Written instruction: Check every line below for the word "Shipping" and show those that hold it.

Dataset content:
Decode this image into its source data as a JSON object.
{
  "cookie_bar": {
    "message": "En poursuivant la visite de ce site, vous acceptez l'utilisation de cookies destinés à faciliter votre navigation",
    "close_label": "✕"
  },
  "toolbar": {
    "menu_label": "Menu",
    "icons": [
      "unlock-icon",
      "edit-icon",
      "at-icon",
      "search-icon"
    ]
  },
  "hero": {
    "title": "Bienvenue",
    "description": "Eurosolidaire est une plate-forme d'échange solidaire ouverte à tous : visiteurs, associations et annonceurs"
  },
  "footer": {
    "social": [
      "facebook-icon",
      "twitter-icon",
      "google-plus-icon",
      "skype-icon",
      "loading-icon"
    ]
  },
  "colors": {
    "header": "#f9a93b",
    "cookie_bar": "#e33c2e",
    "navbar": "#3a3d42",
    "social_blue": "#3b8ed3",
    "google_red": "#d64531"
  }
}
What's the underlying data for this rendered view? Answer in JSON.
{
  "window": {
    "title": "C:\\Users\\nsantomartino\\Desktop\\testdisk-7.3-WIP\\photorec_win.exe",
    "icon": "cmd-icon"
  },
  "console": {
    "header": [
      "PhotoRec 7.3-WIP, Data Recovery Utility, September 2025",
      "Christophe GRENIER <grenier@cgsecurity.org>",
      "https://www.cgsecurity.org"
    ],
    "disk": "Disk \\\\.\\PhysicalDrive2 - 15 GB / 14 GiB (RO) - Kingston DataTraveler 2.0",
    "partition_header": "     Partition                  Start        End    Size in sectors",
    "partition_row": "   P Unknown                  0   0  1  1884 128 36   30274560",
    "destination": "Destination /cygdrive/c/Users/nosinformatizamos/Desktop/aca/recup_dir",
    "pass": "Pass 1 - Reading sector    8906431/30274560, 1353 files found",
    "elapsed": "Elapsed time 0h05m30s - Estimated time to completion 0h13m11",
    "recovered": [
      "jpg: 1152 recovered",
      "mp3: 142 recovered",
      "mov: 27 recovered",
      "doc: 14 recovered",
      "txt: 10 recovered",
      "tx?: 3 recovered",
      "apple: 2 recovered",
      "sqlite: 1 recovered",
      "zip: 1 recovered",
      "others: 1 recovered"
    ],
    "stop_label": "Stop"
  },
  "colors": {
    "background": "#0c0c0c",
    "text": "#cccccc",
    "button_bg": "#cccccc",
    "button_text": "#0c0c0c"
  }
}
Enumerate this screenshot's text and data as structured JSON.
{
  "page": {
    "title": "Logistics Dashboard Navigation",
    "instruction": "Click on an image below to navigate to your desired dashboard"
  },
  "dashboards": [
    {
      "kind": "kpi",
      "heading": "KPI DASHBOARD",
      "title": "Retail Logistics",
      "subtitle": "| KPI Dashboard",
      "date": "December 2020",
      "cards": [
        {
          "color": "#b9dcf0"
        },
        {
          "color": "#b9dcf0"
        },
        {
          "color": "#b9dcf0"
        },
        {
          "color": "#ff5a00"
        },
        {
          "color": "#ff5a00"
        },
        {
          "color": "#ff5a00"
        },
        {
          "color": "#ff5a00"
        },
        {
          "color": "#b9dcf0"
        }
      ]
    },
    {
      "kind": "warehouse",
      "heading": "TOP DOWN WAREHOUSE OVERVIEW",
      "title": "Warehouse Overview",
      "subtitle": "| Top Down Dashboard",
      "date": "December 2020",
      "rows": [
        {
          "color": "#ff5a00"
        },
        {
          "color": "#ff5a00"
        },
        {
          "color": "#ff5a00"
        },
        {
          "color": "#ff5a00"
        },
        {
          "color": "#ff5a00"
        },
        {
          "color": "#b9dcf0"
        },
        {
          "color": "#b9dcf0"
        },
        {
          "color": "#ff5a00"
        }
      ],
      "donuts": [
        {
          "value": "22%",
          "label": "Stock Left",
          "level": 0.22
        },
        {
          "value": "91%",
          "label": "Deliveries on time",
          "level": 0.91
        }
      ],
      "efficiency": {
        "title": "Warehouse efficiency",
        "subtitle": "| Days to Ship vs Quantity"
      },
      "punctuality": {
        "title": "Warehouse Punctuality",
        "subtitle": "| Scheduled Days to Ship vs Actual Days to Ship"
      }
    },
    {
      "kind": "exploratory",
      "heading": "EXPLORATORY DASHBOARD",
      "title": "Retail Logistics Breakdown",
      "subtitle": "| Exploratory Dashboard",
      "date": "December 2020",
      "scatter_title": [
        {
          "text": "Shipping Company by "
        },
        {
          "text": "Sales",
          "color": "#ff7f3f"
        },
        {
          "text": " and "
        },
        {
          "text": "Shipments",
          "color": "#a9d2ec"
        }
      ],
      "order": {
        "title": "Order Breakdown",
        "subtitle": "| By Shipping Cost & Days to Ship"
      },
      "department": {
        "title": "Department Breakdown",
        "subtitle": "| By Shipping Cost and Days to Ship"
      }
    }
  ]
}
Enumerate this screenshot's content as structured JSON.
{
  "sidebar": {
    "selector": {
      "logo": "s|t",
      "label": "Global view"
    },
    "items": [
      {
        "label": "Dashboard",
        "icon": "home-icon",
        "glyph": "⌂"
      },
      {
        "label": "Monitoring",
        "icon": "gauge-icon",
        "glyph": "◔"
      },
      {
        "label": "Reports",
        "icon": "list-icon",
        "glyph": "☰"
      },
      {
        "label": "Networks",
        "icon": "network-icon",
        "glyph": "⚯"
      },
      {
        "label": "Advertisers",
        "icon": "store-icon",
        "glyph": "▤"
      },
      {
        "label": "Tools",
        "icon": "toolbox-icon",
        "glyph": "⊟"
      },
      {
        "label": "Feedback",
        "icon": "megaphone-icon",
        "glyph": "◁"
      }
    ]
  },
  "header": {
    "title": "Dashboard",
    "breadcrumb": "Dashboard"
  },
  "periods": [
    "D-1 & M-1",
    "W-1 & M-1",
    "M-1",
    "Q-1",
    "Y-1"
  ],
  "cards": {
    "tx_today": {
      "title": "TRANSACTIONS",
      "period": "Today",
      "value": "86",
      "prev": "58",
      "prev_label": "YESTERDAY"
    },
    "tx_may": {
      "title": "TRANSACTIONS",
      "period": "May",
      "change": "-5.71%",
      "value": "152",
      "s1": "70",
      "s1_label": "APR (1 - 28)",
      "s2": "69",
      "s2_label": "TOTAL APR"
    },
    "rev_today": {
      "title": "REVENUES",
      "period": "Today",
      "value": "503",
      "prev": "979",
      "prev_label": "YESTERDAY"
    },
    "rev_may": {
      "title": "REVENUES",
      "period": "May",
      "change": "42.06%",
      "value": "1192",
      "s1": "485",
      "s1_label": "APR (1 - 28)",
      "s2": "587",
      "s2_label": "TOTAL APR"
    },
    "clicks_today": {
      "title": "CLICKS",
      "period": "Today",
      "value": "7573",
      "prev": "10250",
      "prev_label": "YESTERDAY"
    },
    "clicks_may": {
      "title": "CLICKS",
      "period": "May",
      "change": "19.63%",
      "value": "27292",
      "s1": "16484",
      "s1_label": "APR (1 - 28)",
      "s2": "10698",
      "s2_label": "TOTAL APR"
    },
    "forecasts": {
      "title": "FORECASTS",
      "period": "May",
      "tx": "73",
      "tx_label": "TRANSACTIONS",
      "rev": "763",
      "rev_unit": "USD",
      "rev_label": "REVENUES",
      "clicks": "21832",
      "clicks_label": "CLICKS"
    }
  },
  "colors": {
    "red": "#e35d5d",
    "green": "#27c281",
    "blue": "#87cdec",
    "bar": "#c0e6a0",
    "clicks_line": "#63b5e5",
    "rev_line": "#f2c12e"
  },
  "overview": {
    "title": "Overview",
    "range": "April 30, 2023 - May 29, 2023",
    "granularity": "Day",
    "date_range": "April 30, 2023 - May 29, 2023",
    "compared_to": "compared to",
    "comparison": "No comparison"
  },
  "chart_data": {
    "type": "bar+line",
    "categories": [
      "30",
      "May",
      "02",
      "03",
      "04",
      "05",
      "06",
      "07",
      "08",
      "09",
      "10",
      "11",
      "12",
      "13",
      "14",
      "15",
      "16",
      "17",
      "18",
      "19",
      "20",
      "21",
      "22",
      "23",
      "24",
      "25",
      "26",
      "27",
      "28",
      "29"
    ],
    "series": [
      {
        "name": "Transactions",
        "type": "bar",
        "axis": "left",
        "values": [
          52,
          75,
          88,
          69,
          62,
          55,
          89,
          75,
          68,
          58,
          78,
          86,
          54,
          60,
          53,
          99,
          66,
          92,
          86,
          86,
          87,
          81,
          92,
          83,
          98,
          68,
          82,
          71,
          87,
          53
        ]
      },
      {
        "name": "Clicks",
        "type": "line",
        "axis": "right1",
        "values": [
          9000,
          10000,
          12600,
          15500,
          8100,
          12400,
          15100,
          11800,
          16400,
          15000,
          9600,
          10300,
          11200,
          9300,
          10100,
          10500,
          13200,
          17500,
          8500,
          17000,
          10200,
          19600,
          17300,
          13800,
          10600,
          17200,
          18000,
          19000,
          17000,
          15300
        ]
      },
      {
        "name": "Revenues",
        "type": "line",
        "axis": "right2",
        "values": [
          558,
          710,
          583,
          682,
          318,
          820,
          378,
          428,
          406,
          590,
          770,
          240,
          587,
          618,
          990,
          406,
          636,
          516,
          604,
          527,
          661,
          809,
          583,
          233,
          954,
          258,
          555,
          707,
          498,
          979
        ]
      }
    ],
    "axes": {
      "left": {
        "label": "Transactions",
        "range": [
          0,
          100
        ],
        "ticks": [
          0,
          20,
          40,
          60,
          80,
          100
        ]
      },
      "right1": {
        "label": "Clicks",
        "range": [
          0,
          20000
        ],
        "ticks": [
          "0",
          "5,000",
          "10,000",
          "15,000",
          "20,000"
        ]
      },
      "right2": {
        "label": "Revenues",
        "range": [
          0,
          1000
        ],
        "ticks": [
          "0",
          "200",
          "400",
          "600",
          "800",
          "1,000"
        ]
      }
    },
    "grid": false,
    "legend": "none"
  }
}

Expected answer:
          "text": "Shipping Company by "
        "subtitle": "| By Shipping Cost & Days to Ship"
        "subtitle": "| By Shipping Cost and Days to Ship"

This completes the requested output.